• **INSTRUCTIONS TO FOLLOW**: Identify each line below containing the string "Länder" and copy it.

• **MATERIAL TO PROCESS**:
>> start
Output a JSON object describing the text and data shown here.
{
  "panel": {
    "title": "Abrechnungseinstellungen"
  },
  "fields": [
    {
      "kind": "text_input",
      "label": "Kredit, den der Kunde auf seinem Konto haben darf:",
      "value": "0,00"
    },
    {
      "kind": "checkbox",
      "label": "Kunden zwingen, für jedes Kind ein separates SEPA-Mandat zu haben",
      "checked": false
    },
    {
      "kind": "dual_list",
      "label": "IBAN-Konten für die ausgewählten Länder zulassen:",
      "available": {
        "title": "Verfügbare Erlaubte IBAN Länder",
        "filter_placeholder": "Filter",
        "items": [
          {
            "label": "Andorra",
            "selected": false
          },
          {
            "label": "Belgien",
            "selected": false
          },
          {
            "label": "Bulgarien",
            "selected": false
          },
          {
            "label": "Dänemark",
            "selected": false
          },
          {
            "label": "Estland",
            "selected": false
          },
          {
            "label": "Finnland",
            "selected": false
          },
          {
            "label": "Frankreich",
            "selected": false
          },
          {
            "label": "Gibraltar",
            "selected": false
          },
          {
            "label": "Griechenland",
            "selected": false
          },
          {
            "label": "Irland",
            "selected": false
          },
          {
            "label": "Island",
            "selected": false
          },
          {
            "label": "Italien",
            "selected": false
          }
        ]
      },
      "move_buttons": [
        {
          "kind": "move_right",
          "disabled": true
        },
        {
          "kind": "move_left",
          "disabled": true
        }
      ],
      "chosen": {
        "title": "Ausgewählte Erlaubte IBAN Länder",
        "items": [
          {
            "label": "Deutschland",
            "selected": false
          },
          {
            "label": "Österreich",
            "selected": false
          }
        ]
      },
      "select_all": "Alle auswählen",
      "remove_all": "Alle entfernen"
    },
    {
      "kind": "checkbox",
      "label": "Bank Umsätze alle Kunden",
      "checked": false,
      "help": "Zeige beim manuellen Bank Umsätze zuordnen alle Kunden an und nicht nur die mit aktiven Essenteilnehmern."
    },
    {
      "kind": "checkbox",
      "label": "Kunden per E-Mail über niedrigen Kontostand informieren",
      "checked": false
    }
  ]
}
>> end
• **EXERCISE OUTPUT**:
      "label": "IBAN-Konten für die ausgewählten Länder zulassen:",
        "title": "Verfügbare Erlaubte IBAN Länder",
        "title": "Ausgewählte Erlaubte IBAN Länder",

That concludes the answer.